Figure contents as structured data

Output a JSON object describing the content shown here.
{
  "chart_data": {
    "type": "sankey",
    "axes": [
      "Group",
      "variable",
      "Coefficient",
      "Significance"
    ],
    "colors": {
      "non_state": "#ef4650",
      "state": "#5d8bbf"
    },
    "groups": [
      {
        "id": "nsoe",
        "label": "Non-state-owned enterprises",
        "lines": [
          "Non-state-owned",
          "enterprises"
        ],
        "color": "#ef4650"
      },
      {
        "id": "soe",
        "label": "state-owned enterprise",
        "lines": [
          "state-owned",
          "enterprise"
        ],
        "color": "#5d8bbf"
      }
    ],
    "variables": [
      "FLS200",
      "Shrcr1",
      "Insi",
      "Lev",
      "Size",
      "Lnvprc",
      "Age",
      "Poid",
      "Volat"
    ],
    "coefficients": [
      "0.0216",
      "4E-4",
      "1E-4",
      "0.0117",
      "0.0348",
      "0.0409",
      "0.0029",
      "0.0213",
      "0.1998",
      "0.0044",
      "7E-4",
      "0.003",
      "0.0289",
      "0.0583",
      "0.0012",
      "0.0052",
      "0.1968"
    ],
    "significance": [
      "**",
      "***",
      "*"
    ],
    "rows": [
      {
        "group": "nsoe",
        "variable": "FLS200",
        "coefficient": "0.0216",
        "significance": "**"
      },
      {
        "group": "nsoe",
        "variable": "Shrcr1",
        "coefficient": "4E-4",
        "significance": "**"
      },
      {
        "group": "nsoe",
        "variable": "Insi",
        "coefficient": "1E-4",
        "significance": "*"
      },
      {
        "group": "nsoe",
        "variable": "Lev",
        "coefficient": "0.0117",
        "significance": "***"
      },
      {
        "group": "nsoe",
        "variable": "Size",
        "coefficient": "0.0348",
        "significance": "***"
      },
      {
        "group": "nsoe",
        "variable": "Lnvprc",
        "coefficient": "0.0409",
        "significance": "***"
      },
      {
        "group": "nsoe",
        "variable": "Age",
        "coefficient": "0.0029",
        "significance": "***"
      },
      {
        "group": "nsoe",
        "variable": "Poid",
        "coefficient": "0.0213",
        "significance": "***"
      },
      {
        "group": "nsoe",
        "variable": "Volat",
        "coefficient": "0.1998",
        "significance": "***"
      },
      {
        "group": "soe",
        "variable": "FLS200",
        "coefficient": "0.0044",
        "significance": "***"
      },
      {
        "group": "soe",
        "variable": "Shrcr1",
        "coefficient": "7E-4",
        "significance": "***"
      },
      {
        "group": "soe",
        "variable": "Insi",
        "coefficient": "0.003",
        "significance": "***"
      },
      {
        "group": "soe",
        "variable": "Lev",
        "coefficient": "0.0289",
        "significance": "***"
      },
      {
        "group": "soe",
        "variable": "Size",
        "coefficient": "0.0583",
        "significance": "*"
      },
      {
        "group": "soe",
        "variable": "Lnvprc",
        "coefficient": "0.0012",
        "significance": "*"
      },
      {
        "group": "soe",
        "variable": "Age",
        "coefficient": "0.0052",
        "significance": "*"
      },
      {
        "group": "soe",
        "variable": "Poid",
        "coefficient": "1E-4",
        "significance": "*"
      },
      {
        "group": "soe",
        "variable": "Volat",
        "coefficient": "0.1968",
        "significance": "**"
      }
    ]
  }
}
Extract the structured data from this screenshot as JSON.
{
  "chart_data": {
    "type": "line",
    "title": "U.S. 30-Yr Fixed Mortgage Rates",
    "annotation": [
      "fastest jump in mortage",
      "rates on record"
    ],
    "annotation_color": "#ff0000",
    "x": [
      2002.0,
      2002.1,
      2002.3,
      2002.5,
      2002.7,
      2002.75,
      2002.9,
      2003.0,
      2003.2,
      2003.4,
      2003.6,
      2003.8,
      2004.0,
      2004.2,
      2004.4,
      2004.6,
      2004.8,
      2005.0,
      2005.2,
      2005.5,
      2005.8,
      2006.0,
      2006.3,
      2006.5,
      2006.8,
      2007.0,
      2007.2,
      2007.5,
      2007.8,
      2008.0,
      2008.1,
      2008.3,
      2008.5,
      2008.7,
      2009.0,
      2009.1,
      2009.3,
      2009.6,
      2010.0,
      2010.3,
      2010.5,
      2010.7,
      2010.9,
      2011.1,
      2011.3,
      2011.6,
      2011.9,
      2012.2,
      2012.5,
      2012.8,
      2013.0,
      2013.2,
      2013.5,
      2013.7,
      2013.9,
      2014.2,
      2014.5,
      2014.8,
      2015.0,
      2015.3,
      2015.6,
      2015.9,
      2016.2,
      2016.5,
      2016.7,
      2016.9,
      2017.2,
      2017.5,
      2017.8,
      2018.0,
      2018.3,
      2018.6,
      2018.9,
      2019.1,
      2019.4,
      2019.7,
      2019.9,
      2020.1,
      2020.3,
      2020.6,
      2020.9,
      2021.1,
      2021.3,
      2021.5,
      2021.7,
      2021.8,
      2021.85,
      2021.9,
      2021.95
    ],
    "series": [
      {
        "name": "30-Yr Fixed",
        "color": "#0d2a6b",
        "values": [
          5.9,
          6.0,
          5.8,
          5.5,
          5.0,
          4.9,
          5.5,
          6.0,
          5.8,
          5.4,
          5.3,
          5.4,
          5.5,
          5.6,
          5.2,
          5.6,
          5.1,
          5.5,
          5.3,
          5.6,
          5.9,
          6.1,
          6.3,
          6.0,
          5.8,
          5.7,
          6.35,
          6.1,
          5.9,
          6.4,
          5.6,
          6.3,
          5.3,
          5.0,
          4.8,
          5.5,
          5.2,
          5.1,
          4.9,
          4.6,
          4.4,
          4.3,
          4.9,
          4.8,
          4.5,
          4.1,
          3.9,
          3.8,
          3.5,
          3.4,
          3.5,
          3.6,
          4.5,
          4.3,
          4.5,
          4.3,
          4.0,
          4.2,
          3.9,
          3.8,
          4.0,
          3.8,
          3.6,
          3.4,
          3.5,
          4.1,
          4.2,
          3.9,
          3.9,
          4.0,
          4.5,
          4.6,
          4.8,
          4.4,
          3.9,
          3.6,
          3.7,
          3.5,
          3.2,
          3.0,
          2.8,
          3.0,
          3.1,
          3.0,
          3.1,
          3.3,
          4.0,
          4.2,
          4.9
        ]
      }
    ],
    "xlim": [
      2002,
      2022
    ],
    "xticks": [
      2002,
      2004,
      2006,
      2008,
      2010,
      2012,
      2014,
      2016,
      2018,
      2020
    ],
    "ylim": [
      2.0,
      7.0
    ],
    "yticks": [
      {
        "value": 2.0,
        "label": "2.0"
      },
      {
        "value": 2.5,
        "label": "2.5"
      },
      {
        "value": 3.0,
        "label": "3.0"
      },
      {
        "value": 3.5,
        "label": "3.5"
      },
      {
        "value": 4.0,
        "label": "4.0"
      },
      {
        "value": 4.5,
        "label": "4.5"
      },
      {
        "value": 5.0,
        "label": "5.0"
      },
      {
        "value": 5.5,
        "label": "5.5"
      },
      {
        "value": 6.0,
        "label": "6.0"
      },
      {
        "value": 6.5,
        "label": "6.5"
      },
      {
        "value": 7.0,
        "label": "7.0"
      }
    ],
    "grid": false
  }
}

→ **Work to do**:
Write out the records shown above, exactly as they appear.

→ **Correct answer**:
Output a JSON object describing the content shown here.
{
  "chart_data": {
    "type": "sankey",
    "axes": [
      "Group",
      "variable",
      "Coefficient",
      "Significance"
    ],
    "colors": {
      "non_state": "#ef4650",
      "state": "#5d8bbf"
    },
    "groups": [
      {
        "id": "nsoe",
        "label": "Non-state-owned enterprises",
        "lines": [
          "Non-state-owned",
          "enterprises"
        ],
        "color": "#ef4650"
      },
      {
        "id": "soe",
        "label": "state-owned enterprise",
        "lines": [
          "state-owned",
          "enterprise"
        ],
        "color": "#5d8bbf"
      }
    ],
    "variables": [
      "FLS200",
      "Shrcr1",
      "Insi",
      "Lev",
      "Size",
      "Lnvprc",
      "Age",
      "Poid",
      "Volat"
    ],
    "coefficients": [
      "0.0216",
      "4E-4",
      "1E-4",
      "0.0117",
      "0.0348",
      "0.0409",
      "0.0029",
      "0.0213",
      "0.1998",
      "0.0044",
      "7E-4",
      "0.003",
      "0.0289",
      "0.0583",
      "0.0012",
      "0.0052",
      "0.1968"
    ],
    "significance": [
      "**",
      "***",
      "*"
    ],
    "rows": [
      {
        "group": "nsoe",
        "variable": "FLS200",
        "coefficient": "0.0216",
        "significance": "**"
      },
      {
        "group": "nsoe",
        "variable": "Shrcr1",
        "coefficient": "4E-4",
        "significance": "**"
      },
      {
        "group": "nsoe",
        "variable": "Insi",
        "coefficient": "1E-4",
        "significance": "*"
      },
      {
        "group": "nsoe",
        "variable": "Lev",
        "coefficient": "0.0117",
        "significance": "***"
      },
      {
        "group": "nsoe",
        "variable": "Size",
        "coefficient": "0.0348",
        "significance": "***"
      },
      {
        "group": "nsoe",
        "variable": "Lnvprc",
        "coefficient": "0.0409",
        "significance": "***"
      },
      {
        "group": "nsoe",
        "variable": "Age",
        "coefficient": "0.0029",
        "significance": "***"
      },
      {
        "group": "nsoe",
        "variable": "Poid",
        "coefficient": "0.0213",
        "significance": "***"
      },
      {
        "group": "nsoe",
        "variable": "Volat",
        "coefficient": "0.1998",
        "significance": "***"
      },
      {
        "group": "soe",
        "variable": "FLS200",
        "coefficient": "0.0044",
        "significance": "***"
      },
      {
        "group": "soe",
        "variable": "Shrcr1",
        "coefficient": "7E-4",
        "significance": "***"
      },
      {
        "group": "soe",
        "variable": "Insi",
        "coefficient": "0.003",
        "significance": "***"
      },
      {
        "group": "soe",
        "variable": "Lev",
        "coefficient": "0.0289",
        "significance": "***"
      },
      {
        "group": "soe",
        "variable": "Size",
        "coefficient": "0.0583",
        "significance": "*"
      },
      {
        "group": "soe",
        "variable": "Lnvprc",
        "coefficient": "0.0012",
        "significance": "*"
      },
      {
        "group": "soe",
        "variable": "Age",
        "coefficient": "0.0052",
        "significance": "*"
      },
      {
        "group": "soe",
        "variable": "Poid",
        "coefficient": "1E-4",
        "significance": "*"
      },
      {
        "group": "soe",
        "variable": "Volat",
        "coefficient": "0.1968",
        "significance": "**"
      }
    ]
  }
}
Extract the structured data from this screenshot as JSON.
{
  "chart_data": {
    "type": "line",
    "title": "U.S. 30-Yr Fixed Mortgage Rates",
    "annotation": [
      "fastest jump in mortage",
      "rates on record"
    ],
    "annotation_color": "#ff0000",
    "x": [
      2002.0,
      2002.1,
      2002.3,
      2002.5,
      2002.7,
      2002.75,
      2002.9,
      2003.0,
      2003.2,
      2003.4,
      2003.6,
      2003.8,
      2004.0,
      2004.2,
      2004.4,
      2004.6,
      2004.8,
      2005.0,
      2005.2,
      2005.5,
      2005.8,
      2006.0,
      2006.3,
      2006.5,
      2006.8,
      2007.0,
      2007.2,
      2007.5,
      2007.8,
      2008.0,
      2008.1,
      2008.3,
      2008.5,
      2008.7,
      2009.0,
      2009.1,
      2009.3,
      2009.6,
      2010.0,
      2010.3,
      2010.5,
      2010.7,
      2010.9,
      2011.1,
      2011.3,
      2011.6,
      2011.9,
      2012.2,
      2012.5,
      2012.8,
      2013.0,
      2013.2,
      2013.5,
      2013.7,
      2013.9,
      2014.2,
      2014.5,
      2014.8,
      2015.0,
      2015.3,
      2015.6,
      2015.9,
      2016.2,
      2016.5,
      2016.7,
      2016.9,
      2017.2,
      2017.5,
      2017.8,
      2018.0,
      2018.3,
      2018.6,
      2018.9,
      2019.1,
      2019.4,
      2019.7,
      2019.9,
      2020.1,
      2020.3,
      2020.6,
      2020.9,
      2021.1,
      2021.3,
      2021.5,
      2021.7,
      2021.8,
      2021.85,
      2021.9,
      2021.95
    ],
    "series": [
      {
        "name": "30-Yr Fixed",
        "color": "#0d2a6b",
        "values": [
          5.9,
          6.0,
          5.8,
          5.5,
          5.0,
          4.9,
          5.5,
          6.0,
          5.8,
          5.4,
          5.3,
          5.4,
          5.5,
          5.6,
          5.2,
          5.6,
          5.1,
          5.5,
          5.3,
          5.6,
          5.9,
          6.1,
          6.3,
          6.0,
          5.8,
          5.7,
          6.35,
          6.1,
          5.9,
          6.4,
          5.6,
          6.3,
          5.3,
          5.0,
          4.8,
          5.5,
          5.2,
          5.1,
          4.9,
          4.6,
          4.4,
          4.3,
          4.9,
          4.8,
          4.5,
          4.1,
          3.9,
          3.8,
          3.5,
          3.4,
          3.5,
          3.6,
          4.5,
          4.3,
          4.5,
          4.3,
          4.0,
          4.2,
          3.9,
          3.8,
          4.0,
          3.8,
          3.6,
          3.4,
          3.5,
          4.1,
          4.2,
          3.9,
          3.9,
          4.0,
          4.5,
          4.6,
          4.8,
          4.4,
          3.9,
          3.6,
          3.7,
          3.5,
          3.2,
          3.0,
          2.8,
          3.0,
          3.1,
          3.0,
          3.1,
          3.3,
          4.0,
          4.2,
          4.9
        ]
      }
    ],
    "xlim": [
      2002,
      2022
    ],
    "xticks": [
      2002,
      2004,
      2006,
      2008,
      2010,
      2012,
      2014,
      2016,
      2018,
      2020
    ],
    "ylim": [
      2.0,
      7.0
    ],
    "yticks": [
      {
        "value": 2.0,
        "label": "2.0"
      },
      {
        "value": 2.5,
        "label": "2.5"
      },
      {
        "value": 3.0,
        "label": "3.0"
      },
      {
        "value": 3.5,
        "label": "3.5"
      },
      {
        "value": 4.0,
        "label": "4.0"
      },
      {
        "value": 4.5,
        "label": "4.5"
      },
      {
        "value": 5.0,
        "label": "5.0"
      },
      {
        "value": 5.5,
        "label": "5.5"
      },
      {
        "value": 6.0,
        "label": "6.0"
      },
      {
        "value": 6.5,
        "label": "6.5"
      },
      {
        "value": 7.0,
        "label": "7.0"
      }
    ],
    "grid": false
  }
}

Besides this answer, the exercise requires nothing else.